» **STATED TASK 1**: From the article on Florida insurers, copy the passage that begins at the words "Things are looking" and stops after the words "the rating firm.".

» **TEXT EXTRACT**:
----------------

FL - KBRA: Florida Insurers Got Creative in 2023 but Higher Reinsurance, Storms Coming Florida insurers

Things are looking up in the buffeted Florida market, but reinsurance rates will continue to rise for the next two years, and a 2024 hurricane season could be busy.

It all suggests that property insurers will continue to get creative in cutting costs and finding lower-level reinsurance coverage.

That’s the word from a report released this week by KBRA, formerly known as Kroll Bond Rating Agency, which rates and analyzes 13 Florida-domiciled property insurers.

The report warned that the moderating effect of an El Nino weather phenomenon off the west coast of South America is not expected to last into next summer. Combined with sea surface temperatures that have reached all-time highs that suggests “it is reasonable to expect a moderate likelihood for an above-average hurricane season in 2024,” reads the report, written by directors and analysts at the rating firm.

The analysis said that many Florida homeowner insurers entered 2023 with weakened balance sheets, due to years of storm losses and heavy claims litigation. But thanks to a mild hurricane season this year that saw only one major storm in a lightly populated area of the state, along with groundbreaking legislative reforms, premium increases and changes in underwriting and claims handling, the Florida insurance industry ended the year in a stronger financial position.

One area in which some carriers made adjustments was in reinsurance. As seen at the Jan. 1 and June 1 renewals this year, reinsurers generally shifted capacity upwards, above the Florida Hurricane Catastrophe Fund attachment point, the report said.

“To fill the needs across the lower layers of the tower, certain insurers have been strategic about forming and/or utilizing captive reinsurers, which are collateralized, and allow for the most cost-effective deployment of risk transfer capital,” KBRA wrote. The report did not name those companies that formed captives.

Most carriers also tightened underwriting guidelines, including raising deductibles for policyholders. That, along with few weather events in 2023, improved the loss ratio for KBRA-rated Florida carriers, from 57.3% at the end of the third quarter in 2022 to 49.9% at the end of September this year.

----------------

» **STATED TASK 2**: Repeat the listing exactly, starting at its first line and stopping after the line that contains "data-point — [162, 340, 168, 346]", including that line.

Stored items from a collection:
----------------

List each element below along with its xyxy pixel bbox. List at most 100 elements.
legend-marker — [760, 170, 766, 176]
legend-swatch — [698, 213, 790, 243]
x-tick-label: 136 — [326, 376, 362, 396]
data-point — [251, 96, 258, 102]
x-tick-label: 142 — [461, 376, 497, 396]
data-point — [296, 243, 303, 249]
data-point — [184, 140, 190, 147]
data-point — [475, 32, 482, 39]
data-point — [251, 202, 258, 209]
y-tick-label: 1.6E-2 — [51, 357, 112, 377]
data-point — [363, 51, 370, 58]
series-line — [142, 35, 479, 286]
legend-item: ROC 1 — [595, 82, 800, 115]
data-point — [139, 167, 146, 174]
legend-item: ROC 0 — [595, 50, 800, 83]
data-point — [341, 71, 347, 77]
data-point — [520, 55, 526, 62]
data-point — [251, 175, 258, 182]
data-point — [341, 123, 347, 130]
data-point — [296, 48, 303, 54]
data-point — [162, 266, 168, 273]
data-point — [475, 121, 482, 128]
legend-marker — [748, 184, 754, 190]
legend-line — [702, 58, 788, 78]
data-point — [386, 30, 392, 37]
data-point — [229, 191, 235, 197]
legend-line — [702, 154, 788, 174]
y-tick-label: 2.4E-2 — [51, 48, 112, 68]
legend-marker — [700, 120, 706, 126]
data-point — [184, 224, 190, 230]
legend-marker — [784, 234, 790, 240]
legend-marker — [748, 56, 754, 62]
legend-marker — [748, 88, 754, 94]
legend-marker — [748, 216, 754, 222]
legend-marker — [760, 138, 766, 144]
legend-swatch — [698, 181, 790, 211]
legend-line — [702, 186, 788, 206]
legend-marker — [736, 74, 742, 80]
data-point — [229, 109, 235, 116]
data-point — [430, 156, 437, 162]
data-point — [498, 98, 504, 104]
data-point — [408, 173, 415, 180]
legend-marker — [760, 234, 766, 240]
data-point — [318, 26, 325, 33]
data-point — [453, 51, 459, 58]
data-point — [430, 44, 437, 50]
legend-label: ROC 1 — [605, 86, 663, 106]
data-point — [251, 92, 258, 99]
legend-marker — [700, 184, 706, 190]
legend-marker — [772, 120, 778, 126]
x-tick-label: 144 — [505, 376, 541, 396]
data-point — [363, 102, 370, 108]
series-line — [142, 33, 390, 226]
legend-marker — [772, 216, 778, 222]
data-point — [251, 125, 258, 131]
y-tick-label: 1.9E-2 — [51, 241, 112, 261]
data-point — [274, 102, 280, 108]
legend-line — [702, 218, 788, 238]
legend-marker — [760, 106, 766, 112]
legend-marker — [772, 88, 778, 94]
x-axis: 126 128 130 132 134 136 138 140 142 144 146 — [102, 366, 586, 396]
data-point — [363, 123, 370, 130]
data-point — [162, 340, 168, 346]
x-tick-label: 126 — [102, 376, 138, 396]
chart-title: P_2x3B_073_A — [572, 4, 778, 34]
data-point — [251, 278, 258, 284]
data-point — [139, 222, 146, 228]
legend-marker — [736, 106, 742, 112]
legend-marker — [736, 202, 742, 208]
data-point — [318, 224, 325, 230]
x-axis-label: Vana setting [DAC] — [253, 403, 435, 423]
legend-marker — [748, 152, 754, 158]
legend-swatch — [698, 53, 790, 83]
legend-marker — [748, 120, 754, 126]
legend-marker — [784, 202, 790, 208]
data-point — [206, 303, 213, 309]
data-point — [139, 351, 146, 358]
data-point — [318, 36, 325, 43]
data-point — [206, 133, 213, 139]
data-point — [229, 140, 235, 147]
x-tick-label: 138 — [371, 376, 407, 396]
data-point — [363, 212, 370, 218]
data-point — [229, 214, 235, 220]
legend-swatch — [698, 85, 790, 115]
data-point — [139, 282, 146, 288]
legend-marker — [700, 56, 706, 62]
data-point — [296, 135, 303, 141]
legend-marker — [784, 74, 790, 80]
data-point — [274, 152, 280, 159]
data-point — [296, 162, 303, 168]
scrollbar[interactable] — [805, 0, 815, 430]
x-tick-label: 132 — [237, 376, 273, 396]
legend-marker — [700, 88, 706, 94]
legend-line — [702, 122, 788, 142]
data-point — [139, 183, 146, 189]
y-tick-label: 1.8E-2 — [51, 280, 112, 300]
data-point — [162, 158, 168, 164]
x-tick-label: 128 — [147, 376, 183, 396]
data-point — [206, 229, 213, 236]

----------------

» **COMPLETE OUTPUT 1**:
Things are looking up in the buffeted Florida market, but reinsurance rates will continue to rise for the next two years, and a 2024 hurricane season could be busy.

It all suggests that property insurers will continue to get creative in cutting costs and finding lower-level reinsurance coverage.

That’s the word from a report released this week by KBRA, formerly known as Kroll Bond Rating Agency, which rates and analyzes 13 Florida-domiciled property insurers.

The report warned that the moderating effect of an El Nino weather phenomenon off the west coast of South America is not expected to last into next summer. Combined with sea surface temperatures that have reached all-time highs that suggests “it is reasonable to expect a moderate likelihood for an above-average hurricane season in 2024,” reads the report, written by directors and analysts at the rating firm.

» **COMPLETE OUTPUT 2**:
List each element below along with its xyxy pixel bbox. List at most 100 elements.
legend-marker — [760, 170, 766, 176]
legend-swatch — [698, 213, 790, 243]
x-tick-label: 136 — [326, 376, 362, 396]
data-point — [251, 96, 258, 102]
x-tick-label: 142 — [461, 376, 497, 396]
data-point — [296, 243, 303, 249]
data-point — [184, 140, 190, 147]
data-point — [475, 32, 482, 39]
data-point — [251, 202, 258, 209]
y-tick-label: 1.6E-2 — [51, 357, 112, 377]
data-point — [363, 51, 370, 58]
series-line — [142, 35, 479, 286]
legend-item: ROC 1 — [595, 82, 800, 115]
data-point — [139, 167, 146, 174]
legend-item: ROC 0 — [595, 50, 800, 83]
data-point — [341, 71, 347, 77]
data-point — [520, 55, 526, 62]
data-point — [251, 175, 258, 182]
data-point — [341, 123, 347, 130]
data-point — [296, 48, 303, 54]
data-point — [162, 266, 168, 273]
data-point — [475, 121, 482, 128]
legend-marker — [748, 184, 754, 190]
legend-line — [702, 58, 788, 78]
data-point — [386, 30, 392, 37]
data-point — [229, 191, 235, 197]
legend-line — [702, 154, 788, 174]
y-tick-label: 2.4E-2 — [51, 48, 112, 68]
legend-marker — [700, 120, 706, 126]
data-point — [184, 224, 190, 230]
legend-marker — [784, 234, 790, 240]
legend-marker — [748, 56, 754, 62]
legend-marker — [748, 88, 754, 94]
legend-marker — [748, 216, 754, 222]
legend-marker — [760, 138, 766, 144]
legend-swatch — [698, 181, 790, 211]
legend-line — [702, 186, 788, 206]
legend-marker — [736, 74, 742, 80]
data-point — [229, 109, 235, 116]
data-point — [430, 156, 437, 162]
data-point — [498, 98, 504, 104]
data-point — [408, 173, 415, 180]
legend-marker — [760, 234, 766, 240]
data-point — [318, 26, 325, 33]
data-point — [453, 51, 459, 58]
data-point — [430, 44, 437, 50]
legend-label: ROC 1 — [605, 86, 663, 106]
data-point — [251, 92, 258, 99]
legend-marker — [700, 184, 706, 190]
legend-marker — [772, 120, 778, 126]
x-tick-label: 144 — [505, 376, 541, 396]
data-point — [363, 102, 370, 108]
series-line — [142, 33, 390, 226]
legend-marker — [772, 216, 778, 222]
data-point — [251, 125, 258, 131]
y-tick-label: 1.9E-2 — [51, 241, 112, 261]
data-point — [274, 102, 280, 108]
legend-line — [702, 218, 788, 238]
legend-marker — [760, 106, 766, 112]
legend-marker — [772, 88, 778, 94]
x-axis: 126 128 130 132 134 136 138 140 142 144 146 — [102, 366, 586, 396]
data-point — [363, 123, 370, 130]
data-point — [162, 340, 168, 346]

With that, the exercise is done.